> WHAT IS ASKED: Copy out each line below that has the word "وفاته" in it.

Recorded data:

* * * * *

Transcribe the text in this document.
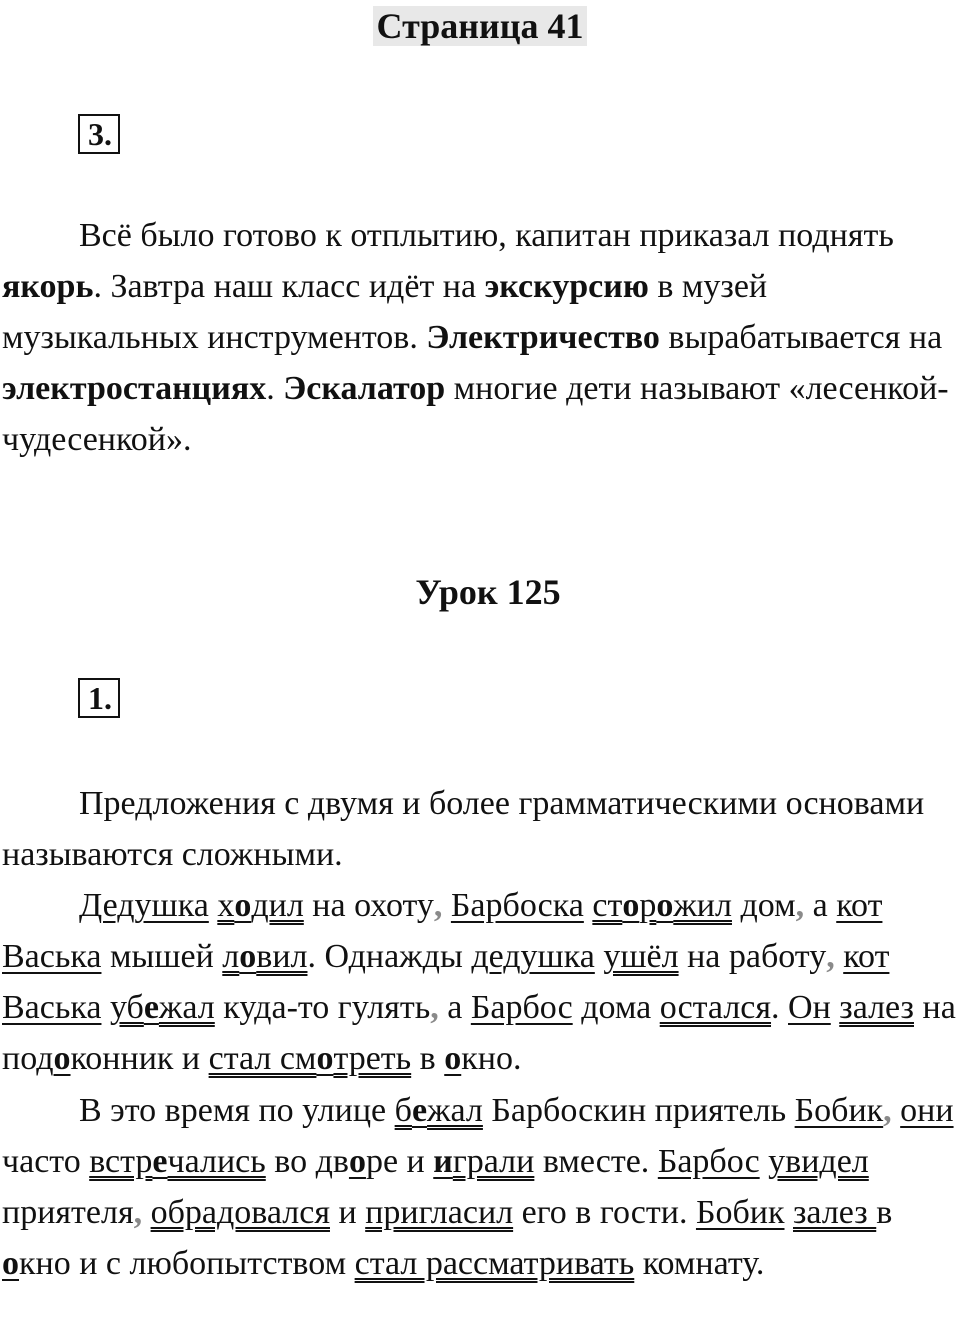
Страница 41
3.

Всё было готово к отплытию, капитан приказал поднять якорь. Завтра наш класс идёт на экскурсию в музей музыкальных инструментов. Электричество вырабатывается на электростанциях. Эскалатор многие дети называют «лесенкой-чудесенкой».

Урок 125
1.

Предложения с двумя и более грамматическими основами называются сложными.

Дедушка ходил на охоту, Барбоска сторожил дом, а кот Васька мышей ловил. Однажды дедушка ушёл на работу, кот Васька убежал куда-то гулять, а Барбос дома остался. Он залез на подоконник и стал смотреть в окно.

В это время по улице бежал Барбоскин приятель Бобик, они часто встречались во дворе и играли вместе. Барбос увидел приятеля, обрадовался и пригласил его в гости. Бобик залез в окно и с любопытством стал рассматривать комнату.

* * * * *

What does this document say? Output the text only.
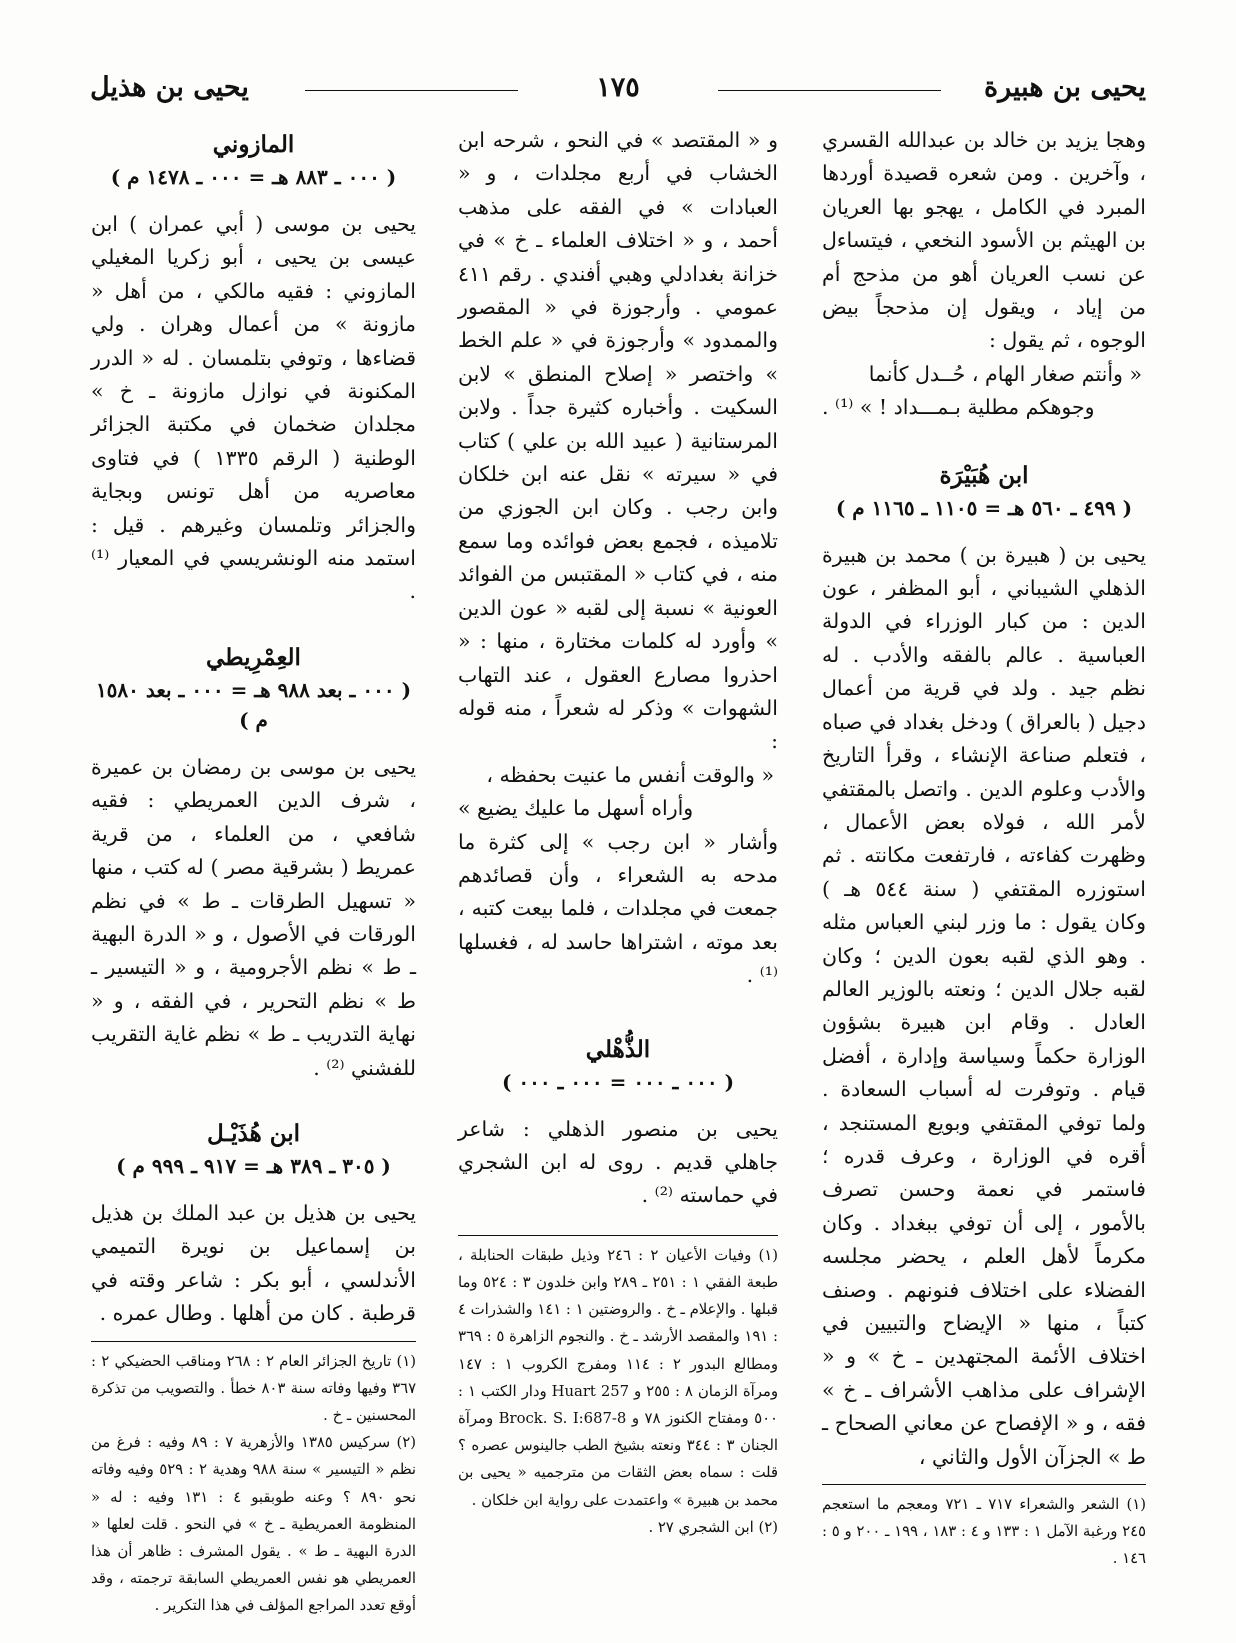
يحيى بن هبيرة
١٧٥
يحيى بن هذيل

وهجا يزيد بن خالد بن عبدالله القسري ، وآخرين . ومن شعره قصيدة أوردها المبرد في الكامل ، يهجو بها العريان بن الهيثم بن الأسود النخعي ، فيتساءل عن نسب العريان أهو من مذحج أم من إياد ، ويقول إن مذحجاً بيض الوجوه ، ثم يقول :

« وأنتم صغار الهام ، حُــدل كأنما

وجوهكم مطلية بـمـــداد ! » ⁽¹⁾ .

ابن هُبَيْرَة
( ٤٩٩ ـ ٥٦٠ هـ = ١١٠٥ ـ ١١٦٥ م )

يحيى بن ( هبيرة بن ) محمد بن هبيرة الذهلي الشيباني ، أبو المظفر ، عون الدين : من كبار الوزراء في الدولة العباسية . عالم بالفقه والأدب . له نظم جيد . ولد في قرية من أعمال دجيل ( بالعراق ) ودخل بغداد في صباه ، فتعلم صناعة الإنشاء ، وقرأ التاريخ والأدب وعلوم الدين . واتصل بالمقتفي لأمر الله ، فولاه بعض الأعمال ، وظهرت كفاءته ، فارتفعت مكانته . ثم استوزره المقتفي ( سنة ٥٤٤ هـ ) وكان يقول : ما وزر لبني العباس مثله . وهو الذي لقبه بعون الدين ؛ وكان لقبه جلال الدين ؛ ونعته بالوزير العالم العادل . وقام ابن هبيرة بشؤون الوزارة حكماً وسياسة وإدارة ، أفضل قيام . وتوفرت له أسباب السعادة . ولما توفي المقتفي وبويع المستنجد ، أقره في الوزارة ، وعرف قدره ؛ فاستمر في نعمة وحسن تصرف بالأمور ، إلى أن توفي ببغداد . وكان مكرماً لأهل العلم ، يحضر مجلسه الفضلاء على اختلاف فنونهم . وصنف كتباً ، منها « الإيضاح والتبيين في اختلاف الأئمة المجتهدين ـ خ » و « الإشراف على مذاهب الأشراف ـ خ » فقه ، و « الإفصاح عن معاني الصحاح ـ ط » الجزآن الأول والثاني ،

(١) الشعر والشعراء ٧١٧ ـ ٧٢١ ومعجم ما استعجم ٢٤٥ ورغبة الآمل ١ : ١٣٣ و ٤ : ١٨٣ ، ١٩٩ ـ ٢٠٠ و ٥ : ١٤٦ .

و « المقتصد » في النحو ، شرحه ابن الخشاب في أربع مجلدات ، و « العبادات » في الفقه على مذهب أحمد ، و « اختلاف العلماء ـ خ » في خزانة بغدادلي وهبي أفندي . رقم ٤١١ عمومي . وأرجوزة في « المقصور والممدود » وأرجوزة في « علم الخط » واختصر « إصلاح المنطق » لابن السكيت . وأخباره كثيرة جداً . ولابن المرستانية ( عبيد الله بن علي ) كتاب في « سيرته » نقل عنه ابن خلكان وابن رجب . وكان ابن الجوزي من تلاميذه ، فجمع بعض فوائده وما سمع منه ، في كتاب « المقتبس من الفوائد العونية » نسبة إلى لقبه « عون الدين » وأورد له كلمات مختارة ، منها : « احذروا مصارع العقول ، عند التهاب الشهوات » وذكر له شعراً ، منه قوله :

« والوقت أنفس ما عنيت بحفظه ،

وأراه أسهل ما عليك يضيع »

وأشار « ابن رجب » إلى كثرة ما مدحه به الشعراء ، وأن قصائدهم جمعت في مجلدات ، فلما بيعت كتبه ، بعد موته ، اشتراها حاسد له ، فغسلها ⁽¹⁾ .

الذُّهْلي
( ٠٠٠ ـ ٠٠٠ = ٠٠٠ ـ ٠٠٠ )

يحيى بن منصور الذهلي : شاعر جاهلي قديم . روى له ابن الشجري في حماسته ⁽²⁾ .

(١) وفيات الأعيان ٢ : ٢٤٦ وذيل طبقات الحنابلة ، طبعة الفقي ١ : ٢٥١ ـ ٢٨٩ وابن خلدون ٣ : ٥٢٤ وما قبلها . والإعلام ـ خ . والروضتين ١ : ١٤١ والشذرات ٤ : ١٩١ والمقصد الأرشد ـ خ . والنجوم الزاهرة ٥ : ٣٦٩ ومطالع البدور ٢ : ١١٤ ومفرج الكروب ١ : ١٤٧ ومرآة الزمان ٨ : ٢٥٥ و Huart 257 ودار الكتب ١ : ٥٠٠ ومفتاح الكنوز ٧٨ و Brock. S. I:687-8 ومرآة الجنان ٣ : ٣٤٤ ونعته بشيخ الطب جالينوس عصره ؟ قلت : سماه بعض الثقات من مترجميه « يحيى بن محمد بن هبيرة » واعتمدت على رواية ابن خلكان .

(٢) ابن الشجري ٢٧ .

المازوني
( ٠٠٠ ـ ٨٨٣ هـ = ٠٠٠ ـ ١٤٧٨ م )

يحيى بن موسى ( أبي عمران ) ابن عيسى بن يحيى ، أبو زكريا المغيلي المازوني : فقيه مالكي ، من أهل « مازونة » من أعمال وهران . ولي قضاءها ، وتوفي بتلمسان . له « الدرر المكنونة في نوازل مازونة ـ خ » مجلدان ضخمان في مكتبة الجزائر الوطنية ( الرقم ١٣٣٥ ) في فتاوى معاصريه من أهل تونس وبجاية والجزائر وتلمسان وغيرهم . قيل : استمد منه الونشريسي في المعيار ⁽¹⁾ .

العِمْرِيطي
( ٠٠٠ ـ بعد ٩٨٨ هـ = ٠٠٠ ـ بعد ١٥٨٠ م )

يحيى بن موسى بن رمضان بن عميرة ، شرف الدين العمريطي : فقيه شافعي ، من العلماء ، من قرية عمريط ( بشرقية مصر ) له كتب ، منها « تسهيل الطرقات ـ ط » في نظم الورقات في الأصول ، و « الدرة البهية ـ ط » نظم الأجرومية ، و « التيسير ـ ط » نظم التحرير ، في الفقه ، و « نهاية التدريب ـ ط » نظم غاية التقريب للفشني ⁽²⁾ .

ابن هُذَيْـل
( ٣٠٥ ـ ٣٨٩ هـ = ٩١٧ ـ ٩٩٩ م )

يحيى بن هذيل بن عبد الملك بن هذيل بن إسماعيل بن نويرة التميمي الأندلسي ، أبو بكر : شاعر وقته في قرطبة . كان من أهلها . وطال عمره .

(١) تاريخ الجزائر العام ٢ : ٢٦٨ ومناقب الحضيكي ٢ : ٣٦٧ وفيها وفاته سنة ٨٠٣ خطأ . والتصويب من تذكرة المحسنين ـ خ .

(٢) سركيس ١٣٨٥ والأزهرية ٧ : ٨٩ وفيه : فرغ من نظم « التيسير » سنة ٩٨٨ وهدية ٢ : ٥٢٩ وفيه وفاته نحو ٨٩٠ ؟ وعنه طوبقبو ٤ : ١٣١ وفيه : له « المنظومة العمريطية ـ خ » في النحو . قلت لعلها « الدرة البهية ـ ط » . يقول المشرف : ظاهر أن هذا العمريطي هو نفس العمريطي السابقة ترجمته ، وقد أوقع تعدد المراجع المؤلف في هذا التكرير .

* * * * *

> ANSWER TO THE EXERCISE:
(١) تاريخ الجزائر العام ٢ : ٢٦٨ ومناقب الحضيكي ٢ : ٣٦٧ وفيها وفاته سنة ٨٠٣ خطأ . والتصويب من تذكرة المحسنين ـ خ .
(٢) سركيس ١٣٨٥ والأزهرية ٧ : ٨٩ وفيه : فرغ من نظم « التيسير » سنة ٩٨٨ وهدية ٢ : ٥٢٩ وفيه وفاته نحو ٨٩٠ ؟ وعنه طوبقبو ٤ : ١٣١ وفيه : له « المنظومة العمريطية ـ خ » في النحو . قلت لعلها « الدرة البهية ـ ط » . يقول المشرف : ظاهر أن هذا العمريطي هو نفس العمريطي السابقة ترجمته ، وقد أوقع تعدد المراجع المؤلف في هذا التكرير .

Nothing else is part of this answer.